Dataset records:
►
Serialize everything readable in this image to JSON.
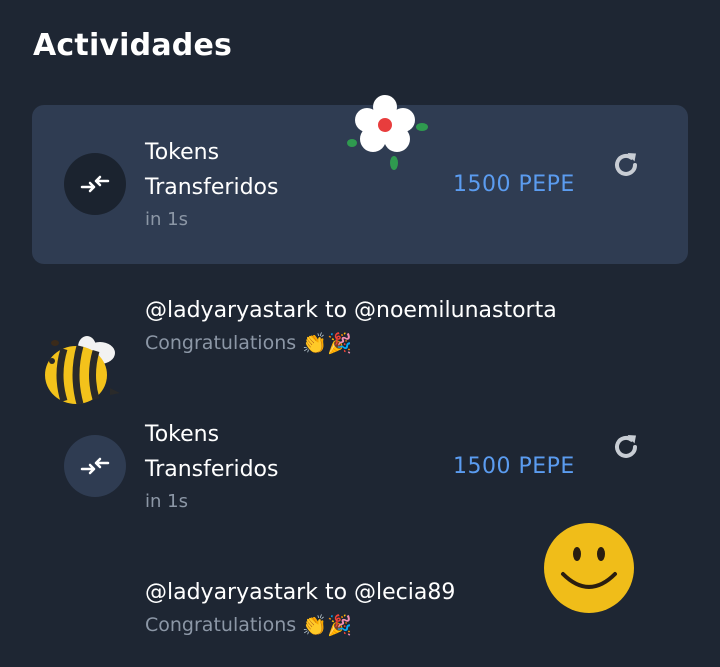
{
  "header": {
    "title": "Actividades"
  },
  "activities": [
    {
      "type": "transfer",
      "title_line1": "Tokens",
      "title_line2": "Transferidos",
      "time": "in 1s",
      "amount": "1500 PEPE",
      "highlighted": true
    },
    {
      "type": "message",
      "from_to": "@ladyaryastark to @noemilunastorta",
      "text": "Congratulations",
      "emojis": "👏🎉"
    },
    {
      "type": "transfer",
      "title_line1": "Tokens",
      "title_line2": "Transferidos",
      "time": "in 1s",
      "amount": "1500 PEPE",
      "highlighted": false
    },
    {
      "type": "message",
      "from_to": "@ladyaryastark to @lecia89",
      "text": "Congratulations",
      "emojis": "👏🎉"
    }
  ],
  "icons": {
    "transfer": "transfer-arrows-icon",
    "refresh": "refresh-icon"
  },
  "colors": {
    "background": "#1e2633",
    "card": "#2f3c52",
    "amount": "#5b9cf0",
    "muted": "#8c97a6"
  }
}
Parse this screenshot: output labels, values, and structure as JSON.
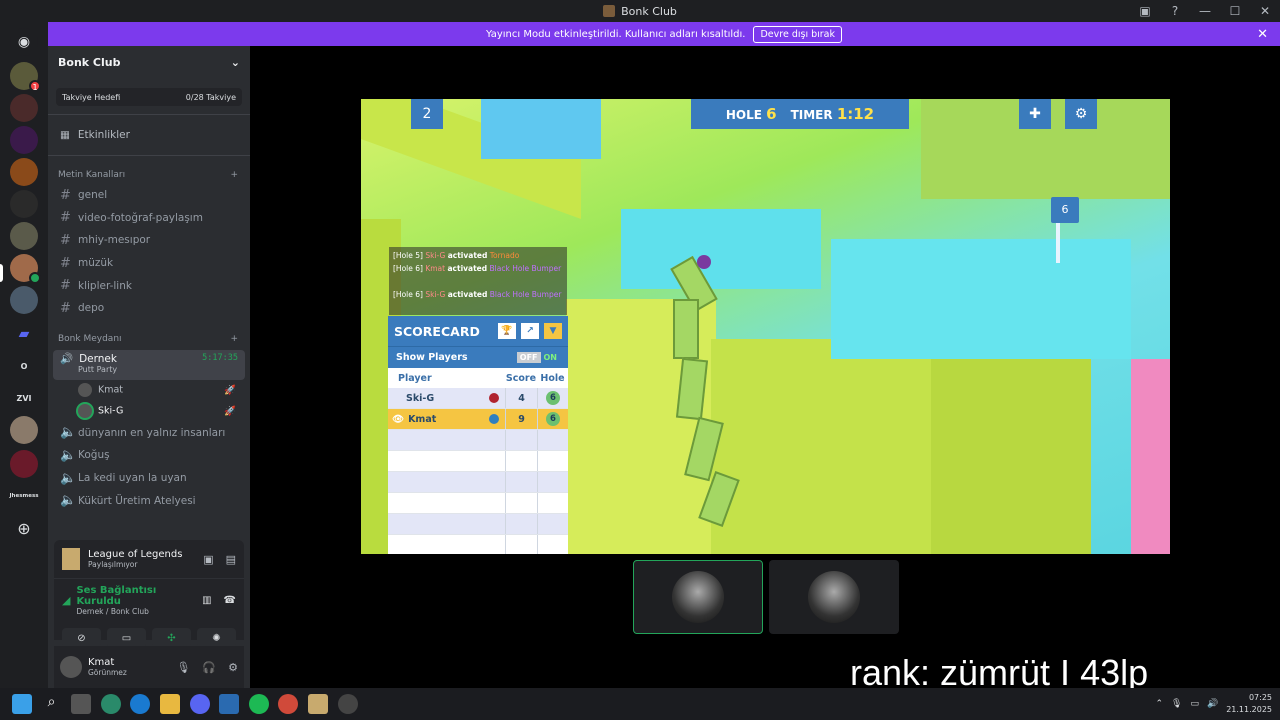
{
  "window": {
    "title": "Bonk Club",
    "controls": [
      "—",
      "☐",
      "✕"
    ]
  },
  "banner": {
    "message": "Yayıncı Modu etkinleştirildi. Kullanıcı adları kısaltıldı.",
    "button": "Devre dışı bırak"
  },
  "guilds": {
    "text_items": [
      "O",
      "ZVI",
      "Jhesmess"
    ]
  },
  "server": {
    "name": "Bonk Club",
    "boost_label": "Takviye Hedefi",
    "boost_value": "0/28 Takviye",
    "events_label": "Etkinlikler",
    "text_category": "Metin Kanalları",
    "text_channels": [
      "genel",
      "video-fotoğraf-paylaşım",
      "mhiy-mesıpor",
      "müzük",
      "klipler-link",
      "depo"
    ],
    "voice_category": "Bonk Meydanı",
    "active_voice": {
      "name": "Dernek",
      "activity": "Putt Party",
      "timer": "5:17:35"
    },
    "voice_users": [
      "Kmat",
      "Ski-G"
    ],
    "voice_channels": [
      "dünyanın en yalnız insanları",
      "Koğuş",
      "La kedi uyan la uyan",
      "Kükürt Üretim Atelyesi"
    ]
  },
  "activity": {
    "game": "League of Legends",
    "status": "Paylaşılmıyor"
  },
  "connection": {
    "status": "Ses Bağlantısı Kuruldu",
    "location": "Dernek / Bonk Club"
  },
  "user": {
    "name": "Kmat",
    "status": "Görünmez"
  },
  "game": {
    "hole_label": "HOLE",
    "hole_value": "6",
    "timer_label": "TIMER",
    "timer_value": "1:12",
    "player_count": "2",
    "log": [
      {
        "hole": "[Hole 5]",
        "player": "Ski-G",
        "verb": "activated",
        "ability": "Tornado"
      },
      {
        "hole": "[Hole 6]",
        "player": "Kmat",
        "verb": "activated",
        "ability": "Black Hole Bumper"
      },
      {
        "hole": "[Hole 6]",
        "player": "Ski-G",
        "verb": "activated",
        "ability": "Black Hole Bumper"
      }
    ],
    "scorecard": {
      "title": "SCORECARD",
      "show_players": "Show Players",
      "off": "OFF",
      "on": "ON",
      "headers": {
        "player": "Player",
        "score": "Score",
        "hole": "Hole"
      },
      "rows": [
        {
          "name": "Ski-G",
          "color": "#b0232f",
          "score": "4",
          "hole": "6"
        },
        {
          "name": "Kmat",
          "color": "#2f7fbf",
          "score": "9",
          "hole": "6"
        }
      ]
    },
    "flag_label": "6"
  },
  "overlay": {
    "rank_text": "rank: zümrüt I 43lp"
  },
  "taskbar": {
    "time": "07:25",
    "date": "21.11.2025"
  },
  "colors": {
    "banner": "#7c3aed",
    "hud": "#3a7bbd",
    "green": "#23a55a"
  }
}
◄
**WHAT YOU WILL DO**: Your task is to list each line of the records with the word "name".

**WRITTEN RESPONSE**:
    "name": "Bonk Club",
      "name": "Dernek",
    "name": "Kmat",
          "name": "Ski-G",
          "name": "Kmat",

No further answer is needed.